§ WHAT YOU WILL DO:
Without the images, output each record below as it stands.

§ MATERIAL FOR THIS TASK:
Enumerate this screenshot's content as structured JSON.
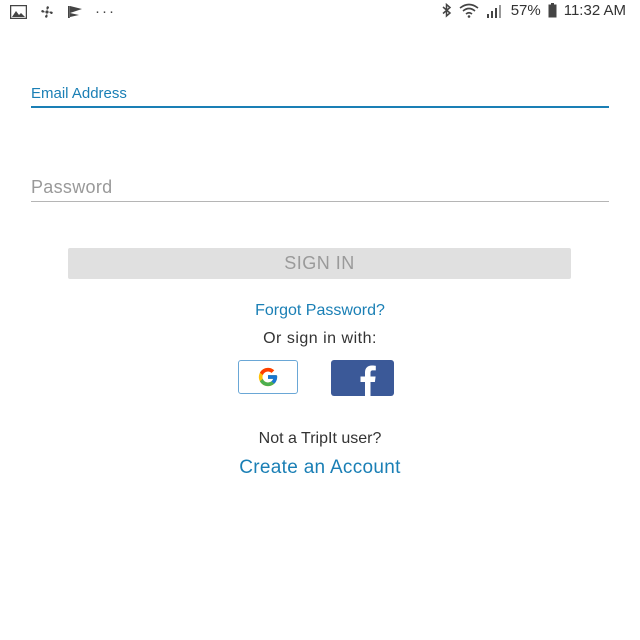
{
  "status_bar": {
    "left_icons": [
      "image-icon",
      "pinwheel-icon",
      "flag-icon"
    ],
    "more": "···",
    "right_icons": [
      "bluetooth-icon",
      "wifi-icon",
      "signal-icon",
      "battery-icon"
    ],
    "battery": "57%",
    "time": "11:32 AM"
  },
  "form": {
    "email_label": "Email Address",
    "password_placeholder": "Password",
    "sign_in_label": "SIGN IN",
    "forgot_password": "Forgot Password?",
    "or_sign_in_with": "Or sign in with:",
    "social": [
      "google-icon",
      "facebook-icon"
    ]
  },
  "footer": {
    "not_user": "Not a TripIt user?",
    "create_account": "Create an Account"
  },
  "colors": {
    "accent": "#1a7fb5",
    "button_bg": "#e0e0e0",
    "button_text": "#9a9a9a",
    "facebook": "#3b5998"
  }
}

§ FINISHED TASK:
Enumerate this screenshot's content as structured JSON.
{
  "status_bar": {
    "left_icons": [
      "image-icon",
      "pinwheel-icon",
      "flag-icon"
    ],
    "more": "···",
    "right_icons": [
      "bluetooth-icon",
      "wifi-icon",
      "signal-icon",
      "battery-icon"
    ],
    "battery": "57%",
    "time": "11:32 AM"
  },
  "form": {
    "email_label": "Email Address",
    "password_placeholder": "Password",
    "sign_in_label": "SIGN IN",
    "forgot_password": "Forgot Password?",
    "or_sign_in_with": "Or sign in with:",
    "social": [
      "google-icon",
      "facebook-icon"
    ]
  },
  "footer": {
    "not_user": "Not a TripIt user?",
    "create_account": "Create an Account"
  },
  "colors": {
    "accent": "#1a7fb5",
    "button_bg": "#e0e0e0",
    "button_text": "#9a9a9a",
    "facebook": "#3b5998"
  }
}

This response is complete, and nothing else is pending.